Aim of the task:
Reproduce the data in its entirety, exactly as supplied.
____________
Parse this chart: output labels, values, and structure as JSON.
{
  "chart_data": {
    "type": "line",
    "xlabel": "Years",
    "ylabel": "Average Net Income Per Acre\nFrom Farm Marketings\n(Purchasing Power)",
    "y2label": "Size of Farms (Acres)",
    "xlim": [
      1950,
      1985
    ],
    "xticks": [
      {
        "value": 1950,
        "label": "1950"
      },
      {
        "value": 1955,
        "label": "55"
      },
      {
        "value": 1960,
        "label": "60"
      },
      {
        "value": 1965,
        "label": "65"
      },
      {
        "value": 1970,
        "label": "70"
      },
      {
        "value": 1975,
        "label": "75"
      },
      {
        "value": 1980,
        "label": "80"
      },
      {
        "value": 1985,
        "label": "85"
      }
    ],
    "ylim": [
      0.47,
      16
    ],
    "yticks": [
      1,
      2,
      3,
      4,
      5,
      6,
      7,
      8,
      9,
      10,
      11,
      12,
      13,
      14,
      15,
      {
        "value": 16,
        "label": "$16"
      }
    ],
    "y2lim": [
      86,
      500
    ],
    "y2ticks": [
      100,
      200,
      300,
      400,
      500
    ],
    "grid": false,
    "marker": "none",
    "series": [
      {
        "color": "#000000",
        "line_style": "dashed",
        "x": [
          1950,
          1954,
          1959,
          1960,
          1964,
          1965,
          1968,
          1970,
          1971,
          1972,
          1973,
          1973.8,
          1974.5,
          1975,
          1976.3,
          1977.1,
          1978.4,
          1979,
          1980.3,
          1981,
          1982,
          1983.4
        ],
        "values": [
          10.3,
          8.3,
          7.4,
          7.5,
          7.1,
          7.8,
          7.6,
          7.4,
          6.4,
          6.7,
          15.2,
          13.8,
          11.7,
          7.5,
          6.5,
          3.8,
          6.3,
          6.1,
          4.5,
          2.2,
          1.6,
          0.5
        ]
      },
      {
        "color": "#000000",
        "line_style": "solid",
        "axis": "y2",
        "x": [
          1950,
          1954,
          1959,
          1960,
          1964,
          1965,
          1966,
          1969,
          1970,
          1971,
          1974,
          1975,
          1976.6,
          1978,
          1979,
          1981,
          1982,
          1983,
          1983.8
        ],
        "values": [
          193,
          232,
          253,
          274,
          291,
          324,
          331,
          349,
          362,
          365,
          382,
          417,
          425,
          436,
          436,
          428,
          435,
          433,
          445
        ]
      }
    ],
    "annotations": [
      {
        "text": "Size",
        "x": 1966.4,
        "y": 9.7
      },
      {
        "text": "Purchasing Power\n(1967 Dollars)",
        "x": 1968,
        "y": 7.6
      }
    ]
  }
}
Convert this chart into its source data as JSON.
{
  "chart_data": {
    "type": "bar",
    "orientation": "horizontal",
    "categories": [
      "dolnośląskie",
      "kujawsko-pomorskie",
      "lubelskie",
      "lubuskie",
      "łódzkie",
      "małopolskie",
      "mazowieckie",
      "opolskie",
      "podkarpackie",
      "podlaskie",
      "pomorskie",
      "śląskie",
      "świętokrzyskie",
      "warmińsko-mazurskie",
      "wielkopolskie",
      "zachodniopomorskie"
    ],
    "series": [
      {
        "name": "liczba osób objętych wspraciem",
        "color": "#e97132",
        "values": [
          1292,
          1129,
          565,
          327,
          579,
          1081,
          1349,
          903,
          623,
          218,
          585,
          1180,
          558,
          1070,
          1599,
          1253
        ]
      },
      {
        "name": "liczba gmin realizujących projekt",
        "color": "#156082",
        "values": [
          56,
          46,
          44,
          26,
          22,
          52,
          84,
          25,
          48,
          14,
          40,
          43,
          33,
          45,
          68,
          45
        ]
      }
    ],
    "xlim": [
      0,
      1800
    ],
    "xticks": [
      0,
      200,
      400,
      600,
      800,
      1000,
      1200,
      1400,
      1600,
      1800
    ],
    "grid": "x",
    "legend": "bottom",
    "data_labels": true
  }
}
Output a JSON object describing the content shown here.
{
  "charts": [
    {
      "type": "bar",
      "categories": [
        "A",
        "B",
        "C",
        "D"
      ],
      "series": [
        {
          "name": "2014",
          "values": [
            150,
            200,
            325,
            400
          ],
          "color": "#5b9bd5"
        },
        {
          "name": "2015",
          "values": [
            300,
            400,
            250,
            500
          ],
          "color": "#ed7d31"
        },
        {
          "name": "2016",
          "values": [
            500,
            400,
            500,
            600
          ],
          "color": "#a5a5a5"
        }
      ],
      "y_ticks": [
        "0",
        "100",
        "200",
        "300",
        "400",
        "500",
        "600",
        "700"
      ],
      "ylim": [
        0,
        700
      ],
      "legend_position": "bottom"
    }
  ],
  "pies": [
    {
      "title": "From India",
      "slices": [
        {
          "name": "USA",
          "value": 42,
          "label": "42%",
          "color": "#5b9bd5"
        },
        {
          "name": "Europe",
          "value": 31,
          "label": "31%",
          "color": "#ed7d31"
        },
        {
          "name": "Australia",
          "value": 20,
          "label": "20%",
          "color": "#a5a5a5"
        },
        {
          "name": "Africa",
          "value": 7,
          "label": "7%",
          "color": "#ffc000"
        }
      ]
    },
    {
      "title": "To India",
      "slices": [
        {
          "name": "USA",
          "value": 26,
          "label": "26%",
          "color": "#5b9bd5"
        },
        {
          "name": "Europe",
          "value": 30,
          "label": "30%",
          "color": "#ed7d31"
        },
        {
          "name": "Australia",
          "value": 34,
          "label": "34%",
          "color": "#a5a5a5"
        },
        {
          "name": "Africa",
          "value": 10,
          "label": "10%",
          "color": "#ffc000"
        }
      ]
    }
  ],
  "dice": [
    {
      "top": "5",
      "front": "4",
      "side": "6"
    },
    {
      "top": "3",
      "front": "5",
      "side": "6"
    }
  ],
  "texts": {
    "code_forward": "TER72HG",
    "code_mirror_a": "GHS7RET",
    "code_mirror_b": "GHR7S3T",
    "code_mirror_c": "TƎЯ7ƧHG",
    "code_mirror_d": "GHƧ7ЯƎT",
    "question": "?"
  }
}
____________
The response:
Parse this chart: output labels, values, and structure as JSON.
{
  "chart_data": {
    "type": "line",
    "xlabel": "Years",
    "ylabel": "Average Net Income Per Acre\nFrom Farm Marketings\n(Purchasing Power)",
    "y2label": "Size of Farms (Acres)",
    "xlim": [
      1950,
      1985
    ],
    "xticks": [
      {
        "value": 1950,
        "label": "1950"
      },
      {
        "value": 1955,
        "label": "55"
      },
      {
        "value": 1960,
        "label": "60"
      },
      {
        "value": 1965,
        "label": "65"
      },
      {
        "value": 1970,
        "label": "70"
      },
      {
        "value": 1975,
        "label": "75"
      },
      {
        "value": 1980,
        "label": "80"
      },
      {
        "value": 1985,
        "label": "85"
      }
    ],
    "ylim": [
      0.47,
      16
    ],
    "yticks": [
      1,
      2,
      3,
      4,
      5,
      6,
      7,
      8,
      9,
      10,
      11,
      12,
      13,
      14,
      15,
      {
        "value": 16,
        "label": "$16"
      }
    ],
    "y2lim": [
      86,
      500
    ],
    "y2ticks": [
      100,
      200,
      300,
      400,
      500
    ],
    "grid": false,
    "marker": "none",
    "series": [
      {
        "color": "#000000",
        "line_style": "dashed",
        "x": [
          1950,
          1954,
          1959,
          1960,
          1964,
          1965,
          1968,
          1970,
          1971,
          1972,
          1973,
          1973.8,
          1974.5,
          1975,
          1976.3,
          1977.1,
          1978.4,
          1979,
          1980.3,
          1981,
          1982,
          1983.4
        ],
        "values": [
          10.3,
          8.3,
          7.4,
          7.5,
          7.1,
          7.8,
          7.6,
          7.4,
          6.4,
          6.7,
          15.2,
          13.8,
          11.7,
          7.5,
          6.5,
          3.8,
          6.3,
          6.1,
          4.5,
          2.2,
          1.6,
          0.5
        ]
      },
      {
        "color": "#000000",
        "line_style": "solid",
        "axis": "y2",
        "x": [
          1950,
          1954,
          1959,
          1960,
          1964,
          1965,
          1966,
          1969,
          1970,
          1971,
          1974,
          1975,
          1976.6,
          1978,
          1979,
          1981,
          1982,
          1983,
          1983.8
        ],
        "values": [
          193,
          232,
          253,
          274,
          291,
          324,
          331,
          349,
          362,
          365,
          382,
          417,
          425,
          436,
          436,
          428,
          435,
          433,
          445
        ]
      }
    ],
    "annotations": [
      {
        "text": "Size",
        "x": 1966.4,
        "y": 9.7
      },
      {
        "text": "Purchasing Power\n(1967 Dollars)",
        "x": 1968,
        "y": 7.6
      }
    ]
  }
}
Convert this chart into its source data as JSON.
{
  "chart_data": {
    "type": "bar",
    "orientation": "horizontal",
    "categories": [
      "dolnośląskie",
      "kujawsko-pomorskie",
      "lubelskie",
      "lubuskie",
      "łódzkie",
      "małopolskie",
      "mazowieckie",
      "opolskie",
      "podkarpackie",
      "podlaskie",
      "pomorskie",
      "śląskie",
      "świętokrzyskie",
      "warmińsko-mazurskie",
      "wielkopolskie",
      "zachodniopomorskie"
    ],
    "series": [
      {
        "name": "liczba osób objętych wspraciem",
        "color": "#e97132",
        "values": [
          1292,
          1129,
          565,
          327,
          579,
          1081,
          1349,
          903,
          623,
          218,
          585,
          1180,
          558,
          1070,
          1599,
          1253
        ]
      },
      {
        "name": "liczba gmin realizujących projekt",
        "color": "#156082",
        "values": [
          56,
          46,
          44,
          26,
          22,
          52,
          84,
          25,
          48,
          14,
          40,
          43,
          33,
          45,
          68,
          45
        ]
      }
    ],
    "xlim": [
      0,
      1800
    ],
    "xticks": [
      0,
      200,
      400,
      600,
      800,
      1000,
      1200,
      1400,
      1600,
      1800
    ],
    "grid": "x",
    "legend": "bottom",
    "data_labels": true
  }
}
Output a JSON object describing the content shown here.
{
  "charts": [
    {
      "type": "bar",
      "categories": [
        "A",
        "B",
        "C",
        "D"
      ],
      "series": [
        {
          "name": "2014",
          "values": [
            150,
            200,
            325,
            400
          ],
          "color": "#5b9bd5"
        },
        {
          "name": "2015",
          "values": [
            300,
            400,
            250,
            500
          ],
          "color": "#ed7d31"
        },
        {
          "name": "2016",
          "values": [
            500,
            400,
            500,
            600
          ],
          "color": "#a5a5a5"
        }
      ],
      "y_ticks": [
        "0",
        "100",
        "200",
        "300",
        "400",
        "500",
        "600",
        "700"
      ],
      "ylim": [
        0,
        700
      ],
      "legend_position": "bottom"
    }
  ],
  "pies": [
    {
      "title": "From India",
      "slices": [
        {
          "name": "USA",
          "value": 42,
          "label": "42%",
          "color": "#5b9bd5"
        },
        {
          "name": "Europe",
          "value": 31,
          "label": "31%",
          "color": "#ed7d31"
        },
        {
          "name": "Australia",
          "value": 20,
          "label": "20%",
          "color": "#a5a5a5"
        },
        {
          "name": "Africa",
          "value": 7,
          "label": "7%",
          "color": "#ffc000"
        }
      ]
    },
    {
      "title": "To India",
      "slices": [
        {
          "name": "USA",
          "value": 26,
          "label": "26%",
          "color": "#5b9bd5"
        },
        {
          "name": "Europe",
          "value": 30,
          "label": "30%",
          "color": "#ed7d31"
        },
        {
          "name": "Australia",
          "value": 34,
          "label": "34%",
          "color": "#a5a5a5"
        },
        {
          "name": "Africa",
          "value": 10,
          "label": "10%",
          "color": "#ffc000"
        }
      ]
    }
  ],
  "dice": [
    {
      "top": "5",
      "front": "4",
      "side": "6"
    },
    {
      "top": "3",
      "front": "5",
      "side": "6"
    }
  ],
  "texts": {
    "code_forward": "TER72HG",
    "code_mirror_a": "GHS7RET",
    "code_mirror_b": "GHR7S3T",
    "code_mirror_c": "TƎЯ7ƧHG",
    "code_mirror_d": "GHƧ7ЯƎT",
    "question": "?"
  }
}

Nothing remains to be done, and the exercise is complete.